[Collected data]
[start]
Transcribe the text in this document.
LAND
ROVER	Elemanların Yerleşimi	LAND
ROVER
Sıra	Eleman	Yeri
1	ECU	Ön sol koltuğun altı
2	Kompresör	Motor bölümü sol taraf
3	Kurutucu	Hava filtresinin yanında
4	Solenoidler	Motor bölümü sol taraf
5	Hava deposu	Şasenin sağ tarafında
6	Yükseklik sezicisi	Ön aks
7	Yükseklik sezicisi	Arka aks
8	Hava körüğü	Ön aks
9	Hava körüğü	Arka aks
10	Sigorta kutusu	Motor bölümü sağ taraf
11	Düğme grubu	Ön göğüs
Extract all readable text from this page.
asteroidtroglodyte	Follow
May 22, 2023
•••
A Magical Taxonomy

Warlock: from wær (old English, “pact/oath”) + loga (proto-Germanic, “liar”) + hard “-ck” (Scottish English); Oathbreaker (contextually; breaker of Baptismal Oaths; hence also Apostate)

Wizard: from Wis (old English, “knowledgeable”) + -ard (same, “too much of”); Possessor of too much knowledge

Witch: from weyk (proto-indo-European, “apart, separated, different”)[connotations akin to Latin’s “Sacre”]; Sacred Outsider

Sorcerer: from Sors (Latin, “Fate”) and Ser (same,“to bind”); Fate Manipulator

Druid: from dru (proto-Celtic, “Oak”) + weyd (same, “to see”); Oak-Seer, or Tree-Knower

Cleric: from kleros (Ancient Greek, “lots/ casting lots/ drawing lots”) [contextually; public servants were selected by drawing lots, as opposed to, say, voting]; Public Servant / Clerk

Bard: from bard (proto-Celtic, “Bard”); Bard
[end]
Goal of the exercise: All of the lines above need to be given again exactly.

Response to this exercise:
Transcribe the text in this document.
LAND
ROVER	Elemanların Yerleşimi	LAND
ROVER
Sıra	Eleman	Yeri
1	ECU	Ön sol koltuğun altı
2	Kompresör	Motor bölümü sol taraf
3	Kurutucu	Hava filtresinin yanında
4	Solenoidler	Motor bölümü sol taraf
5	Hava deposu	Şasenin sağ tarafında
6	Yükseklik sezicisi	Ön aks
7	Yükseklik sezicisi	Arka aks
8	Hava körüğü	Ön aks
9	Hava körüğü	Arka aks
10	Sigorta kutusu	Motor bölümü sağ taraf
11	Düğme grubu	Ön göğüs
Extract all readable text from this page.
asteroidtroglodyte	Follow
May 22, 2023
•••
A Magical Taxonomy

Warlock: from wær (old English, “pact/oath”) + loga (proto-Germanic, “liar”) + hard “-ck” (Scottish English); Oathbreaker (contextually; breaker of Baptismal Oaths; hence also Apostate)

Wizard: from Wis (old English, “knowledgeable”) + -ard (same, “too much of”); Possessor of too much knowledge

Witch: from weyk (proto-indo-European, “apart, separated, different”)[connotations akin to Latin’s “Sacre”]; Sacred Outsider

Sorcerer: from Sors (Latin, “Fate”) and Ser (same,“to bind”); Fate Manipulator

Druid: from dru (proto-Celtic, “Oak”) + weyd (same, “to see”); Oak-Seer, or Tree-Knower

Cleric: from kleros (Ancient Greek, “lots/ casting lots/ drawing lots”) [contextually; public servants were selected by drawing lots, as opposed to, say, voting]; Public Servant / Clerk

Bard: from bard (proto-Celtic, “Bard”); Bard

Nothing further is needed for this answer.